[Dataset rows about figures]
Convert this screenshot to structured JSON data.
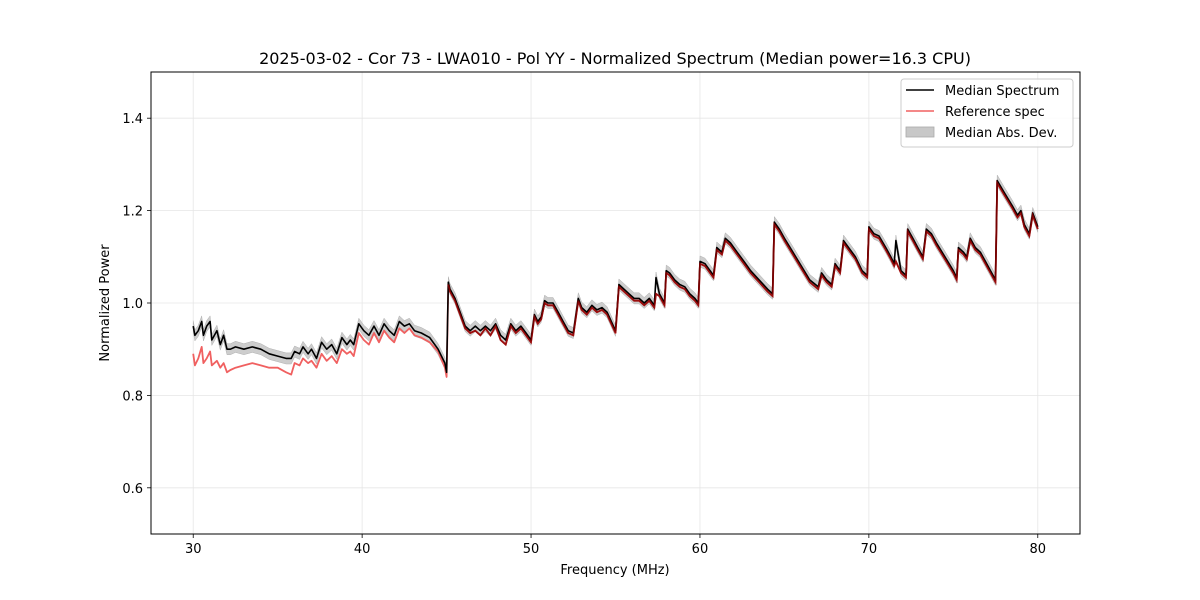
{
  "chart_data": {
    "type": "line",
    "title": "2025-03-02 - Cor 73 - LWA010 - Pol YY - Normalized Spectrum (Median power=16.3 CPU)",
    "xlabel": "Frequency (MHz)",
    "ylabel": "Normalized Power",
    "xlim": [
      27.5,
      82.5
    ],
    "ylim": [
      0.5,
      1.5
    ],
    "xticks": [
      30,
      40,
      50,
      60,
      70,
      80
    ],
    "xtick_labels": [
      "30",
      "40",
      "50",
      "60",
      "70",
      "80"
    ],
    "yticks": [
      0.6,
      0.8,
      1.0,
      1.2,
      1.4
    ],
    "ytick_labels": [
      "0.6",
      "0.8",
      "1.0",
      "1.2",
      "1.4"
    ],
    "grid": true,
    "legend_position": "top-right",
    "legend": [
      {
        "label": "Median Spectrum",
        "kind": "line",
        "color": "#000000"
      },
      {
        "label": "Reference spec",
        "kind": "line",
        "color": "#f06060"
      },
      {
        "label": "Median Abs. Dev.",
        "kind": "band",
        "color": "#c8c8c8"
      }
    ],
    "series": [
      {
        "name": "Median Spectrum",
        "color": "#000000",
        "x": [
          30.0,
          30.1,
          30.3,
          30.5,
          30.6,
          30.8,
          31.0,
          31.1,
          31.4,
          31.6,
          31.8,
          32.0,
          32.2,
          32.5,
          33.0,
          33.5,
          34.0,
          34.5,
          35.0,
          35.5,
          35.8,
          36.0,
          36.3,
          36.5,
          36.8,
          37.0,
          37.3,
          37.6,
          37.9,
          38.2,
          38.5,
          38.8,
          39.1,
          39.3,
          39.5,
          39.8,
          40.1,
          40.4,
          40.7,
          41.0,
          41.3,
          41.6,
          41.9,
          42.2,
          42.5,
          42.8,
          43.1,
          43.5,
          44.0,
          44.5,
          44.9,
          45.0,
          45.1,
          45.2,
          45.5,
          45.8,
          46.1,
          46.4,
          46.7,
          47.0,
          47.3,
          47.6,
          47.9,
          48.2,
          48.5,
          48.8,
          49.1,
          49.4,
          49.7,
          50.0,
          50.2,
          50.4,
          50.6,
          50.8,
          51.0,
          51.3,
          51.6,
          51.9,
          52.2,
          52.5,
          52.8,
          53.0,
          53.3,
          53.6,
          53.9,
          54.2,
          54.5,
          55.0,
          55.2,
          55.5,
          55.8,
          56.1,
          56.4,
          56.7,
          57.0,
          57.3,
          57.4,
          57.6,
          57.9,
          58.0,
          58.2,
          58.5,
          58.8,
          59.1,
          59.4,
          59.7,
          59.9,
          60.0,
          60.3,
          60.6,
          60.8,
          61.0,
          61.3,
          61.5,
          61.8,
          62.2,
          62.6,
          63.0,
          63.5,
          64.0,
          64.3,
          64.4,
          64.7,
          65.0,
          65.5,
          66.0,
          66.5,
          67.0,
          67.2,
          67.5,
          67.8,
          68.0,
          68.3,
          68.5,
          68.8,
          69.2,
          69.6,
          69.9,
          70.0,
          70.3,
          70.6,
          71.0,
          71.3,
          71.5,
          71.6,
          71.9,
          72.2,
          72.3,
          72.6,
          72.9,
          73.2,
          73.4,
          73.7,
          74.0,
          74.5,
          75.0,
          75.2,
          75.3,
          75.6,
          75.8,
          76.0,
          76.3,
          76.6,
          76.9,
          77.2,
          77.5,
          77.6,
          78.0,
          78.5,
          78.8,
          79.0,
          79.2,
          79.5,
          79.7,
          80.0
        ],
        "y": [
          0.95,
          0.93,
          0.94,
          0.96,
          0.93,
          0.95,
          0.96,
          0.92,
          0.94,
          0.91,
          0.93,
          0.9,
          0.9,
          0.905,
          0.9,
          0.905,
          0.9,
          0.89,
          0.885,
          0.88,
          0.88,
          0.895,
          0.89,
          0.905,
          0.89,
          0.9,
          0.88,
          0.915,
          0.9,
          0.91,
          0.89,
          0.925,
          0.91,
          0.92,
          0.91,
          0.955,
          0.94,
          0.93,
          0.95,
          0.93,
          0.955,
          0.94,
          0.93,
          0.96,
          0.95,
          0.955,
          0.94,
          0.935,
          0.925,
          0.9,
          0.87,
          0.85,
          1.045,
          1.03,
          1.01,
          0.98,
          0.95,
          0.94,
          0.95,
          0.94,
          0.95,
          0.94,
          0.955,
          0.93,
          0.92,
          0.955,
          0.94,
          0.95,
          0.935,
          0.92,
          0.975,
          0.96,
          0.97,
          1.005,
          1.0,
          1.0,
          0.98,
          0.96,
          0.94,
          0.935,
          1.01,
          0.99,
          0.98,
          0.995,
          0.985,
          0.99,
          0.98,
          0.94,
          1.04,
          1.03,
          1.02,
          1.01,
          1.01,
          1.0,
          1.01,
          0.995,
          1.055,
          1.02,
          1.0,
          1.07,
          1.065,
          1.05,
          1.04,
          1.035,
          1.02,
          1.01,
          1.0,
          1.09,
          1.085,
          1.07,
          1.06,
          1.12,
          1.11,
          1.14,
          1.13,
          1.11,
          1.09,
          1.07,
          1.05,
          1.03,
          1.02,
          1.175,
          1.16,
          1.14,
          1.11,
          1.08,
          1.05,
          1.035,
          1.065,
          1.05,
          1.04,
          1.085,
          1.07,
          1.135,
          1.12,
          1.1,
          1.07,
          1.06,
          1.165,
          1.15,
          1.145,
          1.12,
          1.1,
          1.085,
          1.135,
          1.07,
          1.06,
          1.16,
          1.14,
          1.12,
          1.1,
          1.16,
          1.15,
          1.13,
          1.1,
          1.07,
          1.055,
          1.12,
          1.11,
          1.1,
          1.14,
          1.12,
          1.11,
          1.09,
          1.07,
          1.05,
          1.265,
          1.24,
          1.21,
          1.19,
          1.2,
          1.17,
          1.15,
          1.195,
          1.165
        ]
      },
      {
        "name": "Reference spec",
        "color": "#f06060",
        "x": [
          30.0,
          30.1,
          30.3,
          30.5,
          30.6,
          30.8,
          31.0,
          31.1,
          31.4,
          31.6,
          31.8,
          32.0,
          32.2,
          32.5,
          33.0,
          33.5,
          34.0,
          34.5,
          35.0,
          35.5,
          35.8,
          36.0,
          36.3,
          36.5,
          36.8,
          37.0,
          37.3,
          37.6,
          37.9,
          38.2,
          38.5,
          38.8,
          39.1,
          39.3,
          39.5,
          39.8,
          40.1,
          40.4,
          40.7,
          41.0,
          41.3,
          41.6,
          41.9,
          42.2,
          42.5,
          42.8,
          43.1,
          43.5,
          44.0,
          44.5,
          44.9,
          45.0,
          45.1,
          45.2,
          45.5,
          45.8,
          46.1,
          46.4,
          46.7,
          47.0,
          47.3,
          47.6,
          47.9,
          48.2,
          48.5,
          48.8,
          49.1,
          49.4,
          49.7,
          50.0,
          50.2,
          50.4,
          50.6,
          50.8,
          51.0,
          51.3,
          51.6,
          51.9,
          52.2,
          52.5,
          52.8,
          53.0,
          53.3,
          53.6,
          53.9,
          54.2,
          54.5,
          55.0,
          55.2,
          55.5,
          55.8,
          56.1,
          56.4,
          56.7,
          57.0,
          57.3,
          57.4,
          57.6,
          57.9,
          58.0,
          58.2,
          58.5,
          58.8,
          59.1,
          59.4,
          59.7,
          59.9,
          60.0,
          60.3,
          60.6,
          60.8,
          61.0,
          61.3,
          61.5,
          61.8,
          62.2,
          62.6,
          63.0,
          63.5,
          64.0,
          64.3,
          64.4,
          64.7,
          65.0,
          65.5,
          66.0,
          66.5,
          67.0,
          67.2,
          67.5,
          67.8,
          68.0,
          68.3,
          68.5,
          68.8,
          69.2,
          69.6,
          69.9,
          70.0,
          70.3,
          70.6,
          71.0,
          71.3,
          71.5,
          71.6,
          71.9,
          72.2,
          72.3,
          72.6,
          72.9,
          73.2,
          73.4,
          73.7,
          74.0,
          74.5,
          75.0,
          75.2,
          75.3,
          75.6,
          75.8,
          76.0,
          76.3,
          76.6,
          76.9,
          77.2,
          77.5,
          77.6,
          78.0,
          78.5,
          78.8,
          79.0,
          79.2,
          79.5,
          79.7,
          80.0
        ],
        "y": [
          0.89,
          0.865,
          0.88,
          0.905,
          0.87,
          0.88,
          0.895,
          0.865,
          0.875,
          0.86,
          0.87,
          0.85,
          0.855,
          0.86,
          0.865,
          0.87,
          0.865,
          0.86,
          0.86,
          0.85,
          0.845,
          0.87,
          0.865,
          0.88,
          0.87,
          0.875,
          0.86,
          0.89,
          0.875,
          0.885,
          0.87,
          0.9,
          0.89,
          0.895,
          0.885,
          0.935,
          0.92,
          0.91,
          0.935,
          0.915,
          0.94,
          0.925,
          0.915,
          0.945,
          0.935,
          0.945,
          0.93,
          0.925,
          0.915,
          0.895,
          0.86,
          0.84,
          1.04,
          1.025,
          1.005,
          0.975,
          0.945,
          0.935,
          0.94,
          0.93,
          0.945,
          0.93,
          0.95,
          0.92,
          0.91,
          0.95,
          0.935,
          0.945,
          0.93,
          0.915,
          0.97,
          0.955,
          0.965,
          1.0,
          0.995,
          0.995,
          0.975,
          0.955,
          0.935,
          0.93,
          1.005,
          0.985,
          0.975,
          0.99,
          0.98,
          0.985,
          0.975,
          0.935,
          1.035,
          1.025,
          1.015,
          1.005,
          1.005,
          0.995,
          1.005,
          0.99,
          1.02,
          1.015,
          0.995,
          1.065,
          1.06,
          1.045,
          1.035,
          1.03,
          1.015,
          1.005,
          0.995,
          1.085,
          1.08,
          1.065,
          1.055,
          1.115,
          1.105,
          1.135,
          1.125,
          1.105,
          1.085,
          1.065,
          1.045,
          1.025,
          1.015,
          1.17,
          1.155,
          1.135,
          1.105,
          1.075,
          1.045,
          1.03,
          1.06,
          1.045,
          1.035,
          1.08,
          1.065,
          1.13,
          1.115,
          1.095,
          1.065,
          1.055,
          1.16,
          1.145,
          1.14,
          1.115,
          1.095,
          1.08,
          1.09,
          1.065,
          1.055,
          1.155,
          1.135,
          1.115,
          1.095,
          1.155,
          1.145,
          1.125,
          1.095,
          1.065,
          1.05,
          1.115,
          1.105,
          1.095,
          1.135,
          1.115,
          1.105,
          1.085,
          1.065,
          1.045,
          1.26,
          1.235,
          1.205,
          1.185,
          1.195,
          1.165,
          1.145,
          1.19,
          1.16
        ]
      }
    ],
    "band": {
      "name": "Median Abs. Dev.",
      "color": "#c8c8c8",
      "half_width": 0.012
    }
  }
}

-- AIM --
Find the word "name" in the data and copy out each line where it turns up.

-- EXERCISE RESPONSE --
        "name": "Median Spectrum",
        "name": "Reference spec",
      "name": "Median Abs. Dev.",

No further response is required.